▶ _DATASET EXCERPTS_

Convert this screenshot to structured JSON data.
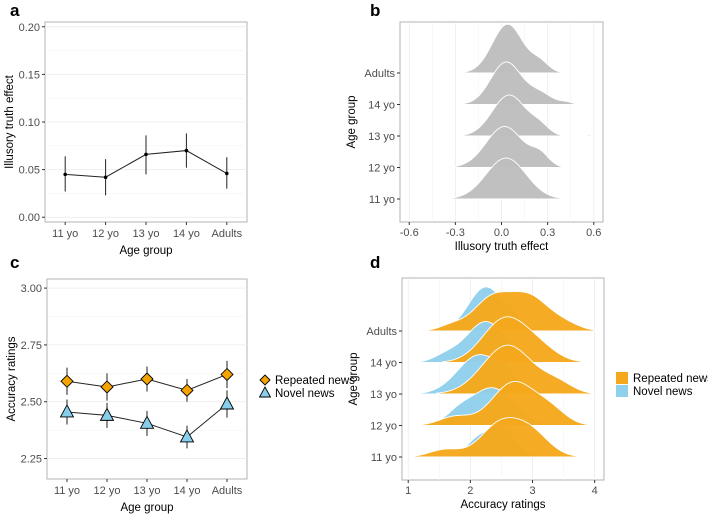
{
  "chart_data": [
    {
      "panel": "a",
      "type": "line",
      "categories": [
        "11 yo",
        "12 yo",
        "13 yo",
        "14 yo",
        "Adults"
      ],
      "values": [
        0.045,
        0.042,
        0.066,
        0.07,
        0.046
      ],
      "err_low": [
        0.027,
        0.023,
        0.045,
        0.052,
        0.03
      ],
      "err_high": [
        0.064,
        0.061,
        0.086,
        0.088,
        0.063
      ],
      "xlabel": "Age group",
      "ylabel": "Illusory truth effect",
      "ylim": [
        -0.005,
        0.205
      ],
      "yticks": [
        0,
        0.05,
        0.1,
        0.15,
        0.2
      ],
      "ytick_labels": [
        "0.00",
        "0.05",
        "0.10",
        "0.15",
        "0.20"
      ],
      "grid": true
    },
    {
      "panel": "b",
      "type": "area",
      "subtype": "ridgeline",
      "categories": [
        "11 yo",
        "12 yo",
        "13 yo",
        "14 yo",
        "Adults"
      ],
      "xlabel": "Illusory truth effect",
      "ylabel": "Age group",
      "xlim": [
        -0.66,
        0.66
      ],
      "xticks": [
        -0.6,
        -0.3,
        0,
        0.3,
        0.6
      ],
      "xtick_labels": [
        "-0.6",
        "-0.3",
        "0.0",
        "0.3",
        "0.6"
      ],
      "fill": "#bebebe",
      "density_components": [
        [
          [
            0.03,
            0.13,
            1.0
          ]
        ],
        [
          [
            0.02,
            0.12,
            0.9
          ],
          [
            0.25,
            0.06,
            0.25
          ]
        ],
        [
          [
            0.05,
            0.11,
            1.0
          ],
          [
            0.25,
            0.06,
            0.2
          ],
          [
            0.57,
            0.02,
            0.03
          ]
        ],
        [
          [
            0.03,
            0.1,
            1.0
          ],
          [
            0.25,
            0.08,
            0.25
          ],
          [
            0.42,
            0.04,
            0.05
          ]
        ],
        [
          [
            0.04,
            0.1,
            1.0
          ],
          [
            0.25,
            0.06,
            0.2
          ]
        ]
      ],
      "peak_heights": [
        1.3,
        1.3,
        1.3,
        1.35,
        1.55
      ]
    },
    {
      "panel": "c",
      "type": "line",
      "categories": [
        "11 yo",
        "12 yo",
        "13 yo",
        "14 yo",
        "Adults"
      ],
      "series": [
        {
          "name": "Repeated news",
          "values": [
            2.59,
            2.565,
            2.6,
            2.55,
            2.62
          ],
          "err": [
            0.06,
            0.06,
            0.055,
            0.05,
            0.06
          ],
          "color": "#f5a300",
          "marker": "diamond"
        },
        {
          "name": "Novel news",
          "values": [
            2.455,
            2.44,
            2.405,
            2.345,
            2.49
          ],
          "err": [
            0.055,
            0.055,
            0.055,
            0.05,
            0.06
          ],
          "color": "#87ceeb",
          "marker": "triangle"
        }
      ],
      "xlabel": "Age group",
      "ylabel": "Accuracy ratings",
      "ylim": [
        2.16,
        3.04
      ],
      "yticks": [
        2.25,
        2.5,
        2.75,
        3.0
      ],
      "ytick_labels": [
        "2.25",
        "2.50",
        "2.75",
        "3.00"
      ],
      "legend": "right",
      "grid": true
    },
    {
      "panel": "d",
      "type": "area",
      "subtype": "ridgeline",
      "categories": [
        "11 yo",
        "12 yo",
        "13 yo",
        "14 yo",
        "Adults"
      ],
      "xlabel": "Accuracy ratings",
      "ylabel": "Age group",
      "xlim": [
        0.9,
        4.15
      ],
      "xticks": [
        1,
        2,
        3,
        4
      ],
      "xtick_labels": [
        "1",
        "2",
        "3",
        "4"
      ],
      "legend": "right",
      "series": [
        {
          "name": "Repeated news",
          "color": "#f5a81c",
          "density_components": [
            [
              [
                1.6,
                0.25,
                0.25
              ],
              [
                2.45,
                0.3,
                1.0
              ],
              [
                2.95,
                0.3,
                0.85
              ]
            ],
            [
              [
                1.75,
                0.25,
                0.2
              ],
              [
                2.7,
                0.35,
                1.0
              ],
              [
                3.3,
                0.25,
                0.3
              ]
            ],
            [
              [
                2.6,
                0.4,
                1.0
              ],
              [
                3.4,
                0.25,
                0.2
              ]
            ],
            [
              [
                2.55,
                0.35,
                1.0
              ],
              [
                3.1,
                0.3,
                0.3
              ]
            ],
            [
              [
                2.35,
                0.3,
                0.9
              ],
              [
                2.95,
                0.3,
                0.9
              ],
              [
                3.5,
                0.25,
                0.2
              ],
              [
                1.7,
                0.2,
                0.15
              ]
            ]
          ],
          "peak_heights": [
            1.25,
            1.4,
            1.55,
            1.45,
            1.25
          ]
        },
        {
          "name": "Novel news",
          "color": "#8fd0ec",
          "density_components": [
            [
              [
                2.45,
                0.25,
                1.0
              ],
              [
                2.05,
                0.15,
                0.3
              ]
            ],
            [
              [
                2.35,
                0.35,
                1.0
              ],
              [
                1.8,
                0.2,
                0.25
              ]
            ],
            [
              [
                2.15,
                0.35,
                1.0
              ],
              [
                2.6,
                0.15,
                0.3
              ]
            ],
            [
              [
                2.25,
                0.32,
                1.0
              ],
              [
                1.6,
                0.2,
                0.15
              ]
            ],
            [
              [
                2.25,
                0.28,
                1.0
              ],
              [
                2.7,
                0.15,
                0.2
              ]
            ]
          ],
          "peak_heights": [
            1.0,
            1.2,
            1.25,
            1.3,
            1.4
          ]
        }
      ]
    }
  ],
  "panel_labels": [
    "a",
    "b",
    "c",
    "d"
  ]
}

▶ _SHORT EXERCISE_
Repeat verbatim all the material, but not the pictures.

▶ _PROBLEM SOLUTION_
Convert this screenshot to structured JSON data.
{
  "chart_data": [
    {
      "panel": "a",
      "type": "line",
      "categories": [
        "11 yo",
        "12 yo",
        "13 yo",
        "14 yo",
        "Adults"
      ],
      "values": [
        0.045,
        0.042,
        0.066,
        0.07,
        0.046
      ],
      "err_low": [
        0.027,
        0.023,
        0.045,
        0.052,
        0.03
      ],
      "err_high": [
        0.064,
        0.061,
        0.086,
        0.088,
        0.063
      ],
      "xlabel": "Age group",
      "ylabel": "Illusory truth effect",
      "ylim": [
        -0.005,
        0.205
      ],
      "yticks": [
        0,
        0.05,
        0.1,
        0.15,
        0.2
      ],
      "ytick_labels": [
        "0.00",
        "0.05",
        "0.10",
        "0.15",
        "0.20"
      ],
      "grid": true
    },
    {
      "panel": "b",
      "type": "area",
      "subtype": "ridgeline",
      "categories": [
        "11 yo",
        "12 yo",
        "13 yo",
        "14 yo",
        "Adults"
      ],
      "xlabel": "Illusory truth effect",
      "ylabel": "Age group",
      "xlim": [
        -0.66,
        0.66
      ],
      "xticks": [
        -0.6,
        -0.3,
        0,
        0.3,
        0.6
      ],
      "xtick_labels": [
        "-0.6",
        "-0.3",
        "0.0",
        "0.3",
        "0.6"
      ],
      "fill": "#bebebe",
      "density_components": [
        [
          [
            0.03,
            0.13,
            1.0
          ]
        ],
        [
          [
            0.02,
            0.12,
            0.9
          ],
          [
            0.25,
            0.06,
            0.25
          ]
        ],
        [
          [
            0.05,
            0.11,
            1.0
          ],
          [
            0.25,
            0.06,
            0.2
          ],
          [
            0.57,
            0.02,
            0.03
          ]
        ],
        [
          [
            0.03,
            0.1,
            1.0
          ],
          [
            0.25,
            0.08,
            0.25
          ],
          [
            0.42,
            0.04,
            0.05
          ]
        ],
        [
          [
            0.04,
            0.1,
            1.0
          ],
          [
            0.25,
            0.06,
            0.2
          ]
        ]
      ],
      "peak_heights": [
        1.3,
        1.3,
        1.3,
        1.35,
        1.55
      ]
    },
    {
      "panel": "c",
      "type": "line",
      "categories": [
        "11 yo",
        "12 yo",
        "13 yo",
        "14 yo",
        "Adults"
      ],
      "series": [
        {
          "name": "Repeated news",
          "values": [
            2.59,
            2.565,
            2.6,
            2.55,
            2.62
          ],
          "err": [
            0.06,
            0.06,
            0.055,
            0.05,
            0.06
          ],
          "color": "#f5a300",
          "marker": "diamond"
        },
        {
          "name": "Novel news",
          "values": [
            2.455,
            2.44,
            2.405,
            2.345,
            2.49
          ],
          "err": [
            0.055,
            0.055,
            0.055,
            0.05,
            0.06
          ],
          "color": "#87ceeb",
          "marker": "triangle"
        }
      ],
      "xlabel": "Age group",
      "ylabel": "Accuracy ratings",
      "ylim": [
        2.16,
        3.04
      ],
      "yticks": [
        2.25,
        2.5,
        2.75,
        3.0
      ],
      "ytick_labels": [
        "2.25",
        "2.50",
        "2.75",
        "3.00"
      ],
      "legend": "right",
      "grid": true
    },
    {
      "panel": "d",
      "type": "area",
      "subtype": "ridgeline",
      "categories": [
        "11 yo",
        "12 yo",
        "13 yo",
        "14 yo",
        "Adults"
      ],
      "xlabel": "Accuracy ratings",
      "ylabel": "Age group",
      "xlim": [
        0.9,
        4.15
      ],
      "xticks": [
        1,
        2,
        3,
        4
      ],
      "xtick_labels": [
        "1",
        "2",
        "3",
        "4"
      ],
      "legend": "right",
      "series": [
        {
          "name": "Repeated news",
          "color": "#f5a81c",
          "density_components": [
            [
              [
                1.6,
                0.25,
                0.25
              ],
              [
                2.45,
                0.3,
                1.0
              ],
              [
                2.95,
                0.3,
                0.85
              ]
            ],
            [
              [
                1.75,
                0.25,
                0.2
              ],
              [
                2.7,
                0.35,
                1.0
              ],
              [
                3.3,
                0.25,
                0.3
              ]
            ],
            [
              [
                2.6,
                0.4,
                1.0
              ],
              [
                3.4,
                0.25,
                0.2
              ]
            ],
            [
              [
                2.55,
                0.35,
                1.0
              ],
              [
                3.1,
                0.3,
                0.3
              ]
            ],
            [
              [
                2.35,
                0.3,
                0.9
              ],
              [
                2.95,
                0.3,
                0.9
              ],
              [
                3.5,
                0.25,
                0.2
              ],
              [
                1.7,
                0.2,
                0.15
              ]
            ]
          ],
          "peak_heights": [
            1.25,
            1.4,
            1.55,
            1.45,
            1.25
          ]
        },
        {
          "name": "Novel news",
          "color": "#8fd0ec",
          "density_components": [
            [
              [
                2.45,
                0.25,
                1.0
              ],
              [
                2.05,
                0.15,
                0.3
              ]
            ],
            [
              [
                2.35,
                0.35,
                1.0
              ],
              [
                1.8,
                0.2,
                0.25
              ]
            ],
            [
              [
                2.15,
                0.35,
                1.0
              ],
              [
                2.6,
                0.15,
                0.3
              ]
            ],
            [
              [
                2.25,
                0.32,
                1.0
              ],
              [
                1.6,
                0.2,
                0.15
              ]
            ],
            [
              [
                2.25,
                0.28,
                1.0
              ],
              [
                2.7,
                0.15,
                0.2
              ]
            ]
          ],
          "peak_heights": [
            1.0,
            1.2,
            1.25,
            1.3,
            1.4
          ]
        }
      ]
    }
  ],
  "panel_labels": [
    "a",
    "b",
    "c",
    "d"
  ]
}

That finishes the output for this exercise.